Your goal:
List all lines of the data that include the string "legal".

(Records from a dataset)
..............................

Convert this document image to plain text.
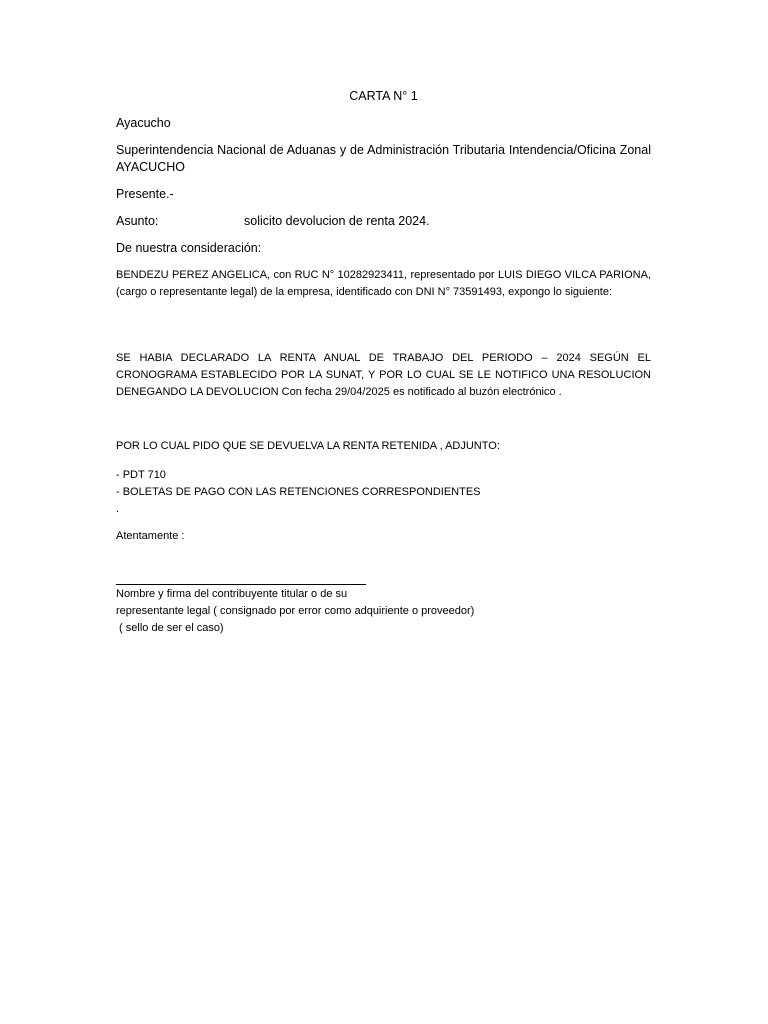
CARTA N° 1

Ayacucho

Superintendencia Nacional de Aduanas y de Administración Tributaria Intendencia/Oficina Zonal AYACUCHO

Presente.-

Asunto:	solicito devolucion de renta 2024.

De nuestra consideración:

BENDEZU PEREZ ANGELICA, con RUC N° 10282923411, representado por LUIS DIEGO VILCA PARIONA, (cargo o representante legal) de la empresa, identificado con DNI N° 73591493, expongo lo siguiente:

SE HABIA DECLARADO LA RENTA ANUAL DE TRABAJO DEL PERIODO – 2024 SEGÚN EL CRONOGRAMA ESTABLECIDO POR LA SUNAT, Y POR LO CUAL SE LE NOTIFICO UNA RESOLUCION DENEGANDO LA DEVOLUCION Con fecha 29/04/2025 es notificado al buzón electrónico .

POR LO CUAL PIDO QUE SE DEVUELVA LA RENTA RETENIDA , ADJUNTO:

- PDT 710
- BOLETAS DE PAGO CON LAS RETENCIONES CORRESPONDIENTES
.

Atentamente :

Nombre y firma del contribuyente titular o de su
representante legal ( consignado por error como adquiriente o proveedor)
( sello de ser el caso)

..............................

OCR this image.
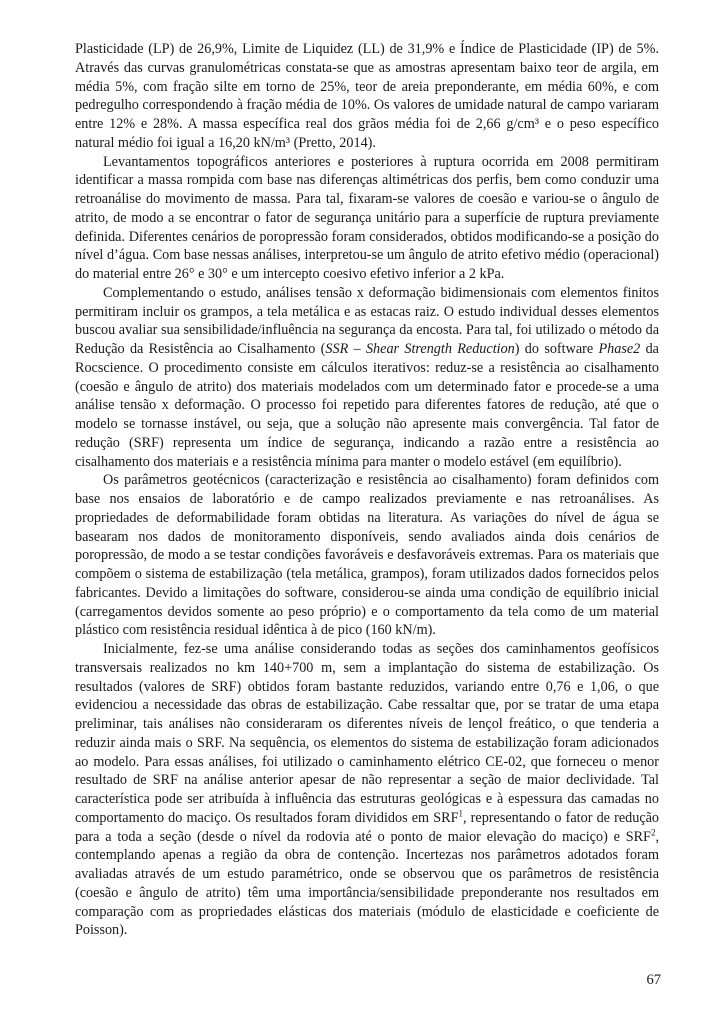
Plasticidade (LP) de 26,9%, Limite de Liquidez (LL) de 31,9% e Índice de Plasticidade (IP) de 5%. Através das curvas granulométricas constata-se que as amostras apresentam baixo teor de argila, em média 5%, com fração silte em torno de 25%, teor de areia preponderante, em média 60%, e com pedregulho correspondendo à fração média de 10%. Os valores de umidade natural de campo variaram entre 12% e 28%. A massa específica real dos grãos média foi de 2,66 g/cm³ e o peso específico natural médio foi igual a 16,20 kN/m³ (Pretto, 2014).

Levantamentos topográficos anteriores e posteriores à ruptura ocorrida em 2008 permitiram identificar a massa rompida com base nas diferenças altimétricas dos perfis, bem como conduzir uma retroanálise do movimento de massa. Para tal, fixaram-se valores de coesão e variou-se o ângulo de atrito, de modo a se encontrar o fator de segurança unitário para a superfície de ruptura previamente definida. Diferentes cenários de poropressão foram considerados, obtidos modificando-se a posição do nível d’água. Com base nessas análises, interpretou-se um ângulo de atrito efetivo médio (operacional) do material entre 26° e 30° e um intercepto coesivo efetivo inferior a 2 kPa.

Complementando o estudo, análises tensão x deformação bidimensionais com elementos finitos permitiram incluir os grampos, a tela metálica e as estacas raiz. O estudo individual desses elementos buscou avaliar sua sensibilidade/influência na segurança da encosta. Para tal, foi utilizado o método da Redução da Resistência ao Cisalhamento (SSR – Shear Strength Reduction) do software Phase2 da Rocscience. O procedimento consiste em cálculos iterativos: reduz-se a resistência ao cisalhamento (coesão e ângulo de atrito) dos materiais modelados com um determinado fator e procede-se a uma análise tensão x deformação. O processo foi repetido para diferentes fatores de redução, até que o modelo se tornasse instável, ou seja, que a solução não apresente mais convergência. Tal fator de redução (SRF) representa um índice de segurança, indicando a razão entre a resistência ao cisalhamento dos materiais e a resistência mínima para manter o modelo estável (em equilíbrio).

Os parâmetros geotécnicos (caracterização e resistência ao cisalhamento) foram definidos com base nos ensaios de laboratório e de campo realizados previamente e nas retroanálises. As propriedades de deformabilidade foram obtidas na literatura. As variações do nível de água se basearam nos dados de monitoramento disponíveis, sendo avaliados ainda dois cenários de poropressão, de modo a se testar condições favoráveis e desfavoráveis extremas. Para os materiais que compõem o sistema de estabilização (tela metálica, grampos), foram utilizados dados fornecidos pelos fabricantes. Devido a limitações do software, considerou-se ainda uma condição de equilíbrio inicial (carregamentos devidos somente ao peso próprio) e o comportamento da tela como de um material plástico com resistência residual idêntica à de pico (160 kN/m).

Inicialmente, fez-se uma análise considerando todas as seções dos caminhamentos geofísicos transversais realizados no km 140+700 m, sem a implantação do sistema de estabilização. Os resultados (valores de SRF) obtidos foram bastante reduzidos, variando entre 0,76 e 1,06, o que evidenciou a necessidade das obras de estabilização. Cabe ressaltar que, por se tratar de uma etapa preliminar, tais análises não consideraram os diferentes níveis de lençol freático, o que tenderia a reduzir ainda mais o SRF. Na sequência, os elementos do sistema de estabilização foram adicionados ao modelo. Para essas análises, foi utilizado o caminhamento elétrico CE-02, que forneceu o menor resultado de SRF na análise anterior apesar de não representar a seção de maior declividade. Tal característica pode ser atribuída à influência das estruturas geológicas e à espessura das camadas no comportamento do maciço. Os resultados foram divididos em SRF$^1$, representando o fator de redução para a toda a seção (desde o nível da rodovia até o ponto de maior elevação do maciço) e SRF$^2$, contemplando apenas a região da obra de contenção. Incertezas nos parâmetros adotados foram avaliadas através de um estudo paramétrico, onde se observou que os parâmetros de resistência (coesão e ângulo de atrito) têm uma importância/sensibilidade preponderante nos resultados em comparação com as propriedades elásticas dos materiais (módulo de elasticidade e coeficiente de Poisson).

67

..............................

Result of the exercise:
BENDEZU PEREZ ANGELICA, con RUC N° 10282923411, representado por LUIS DIEGO VILCA PARIONA, (cargo o representante legal) de la empresa, identificado con DNI N° 73591493, expongo lo siguiente:
representante legal ( consignado por error como adquiriente o proveedor)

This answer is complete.